Stored data:
****

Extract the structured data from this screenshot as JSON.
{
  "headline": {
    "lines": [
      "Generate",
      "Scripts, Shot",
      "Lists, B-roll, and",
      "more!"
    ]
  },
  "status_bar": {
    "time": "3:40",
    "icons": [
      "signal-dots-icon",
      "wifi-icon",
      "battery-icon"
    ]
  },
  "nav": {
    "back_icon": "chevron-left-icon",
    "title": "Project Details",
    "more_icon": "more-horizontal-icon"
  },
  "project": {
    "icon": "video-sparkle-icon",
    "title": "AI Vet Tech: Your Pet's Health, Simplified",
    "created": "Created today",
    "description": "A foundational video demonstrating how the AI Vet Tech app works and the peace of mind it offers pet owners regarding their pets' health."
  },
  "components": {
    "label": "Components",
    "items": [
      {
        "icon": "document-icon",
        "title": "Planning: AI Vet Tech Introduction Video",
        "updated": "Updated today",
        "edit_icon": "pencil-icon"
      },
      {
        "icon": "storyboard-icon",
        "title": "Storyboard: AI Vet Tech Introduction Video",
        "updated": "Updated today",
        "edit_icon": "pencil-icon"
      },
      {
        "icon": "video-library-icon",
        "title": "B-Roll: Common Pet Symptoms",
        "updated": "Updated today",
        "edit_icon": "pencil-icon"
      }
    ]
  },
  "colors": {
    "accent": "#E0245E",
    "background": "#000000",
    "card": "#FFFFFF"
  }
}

****

» Problem statement: Quote all of the entries exactly as they appear.

» Answer to the task:
Extract the structured data from this screenshot as JSON.
{
  "headline": {
    "lines": [
      "Generate",
      "Scripts, Shot",
      "Lists, B-roll, and",
      "more!"
    ]
  },
  "status_bar": {
    "time": "3:40",
    "icons": [
      "signal-dots-icon",
      "wifi-icon",
      "battery-icon"
    ]
  },
  "nav": {
    "back_icon": "chevron-left-icon",
    "title": "Project Details",
    "more_icon": "more-horizontal-icon"
  },
  "project": {
    "icon": "video-sparkle-icon",
    "title": "AI Vet Tech: Your Pet's Health, Simplified",
    "created": "Created today",
    "description": "A foundational video demonstrating how the AI Vet Tech app works and the peace of mind it offers pet owners regarding their pets' health."
  },
  "components": {
    "label": "Components",
    "items": [
      {
        "icon": "document-icon",
        "title": "Planning: AI Vet Tech Introduction Video",
        "updated": "Updated today",
        "edit_icon": "pencil-icon"
      },
      {
        "icon": "storyboard-icon",
        "title": "Storyboard: AI Vet Tech Introduction Video",
        "updated": "Updated today",
        "edit_icon": "pencil-icon"
      },
      {
        "icon": "video-library-icon",
        "title": "B-Roll: Common Pet Symptoms",
        "updated": "Updated today",
        "edit_icon": "pencil-icon"
      }
    ]
  },
  "colors": {
    "accent": "#E0245E",
    "background": "#000000",
    "card": "#FFFFFF"
  }
}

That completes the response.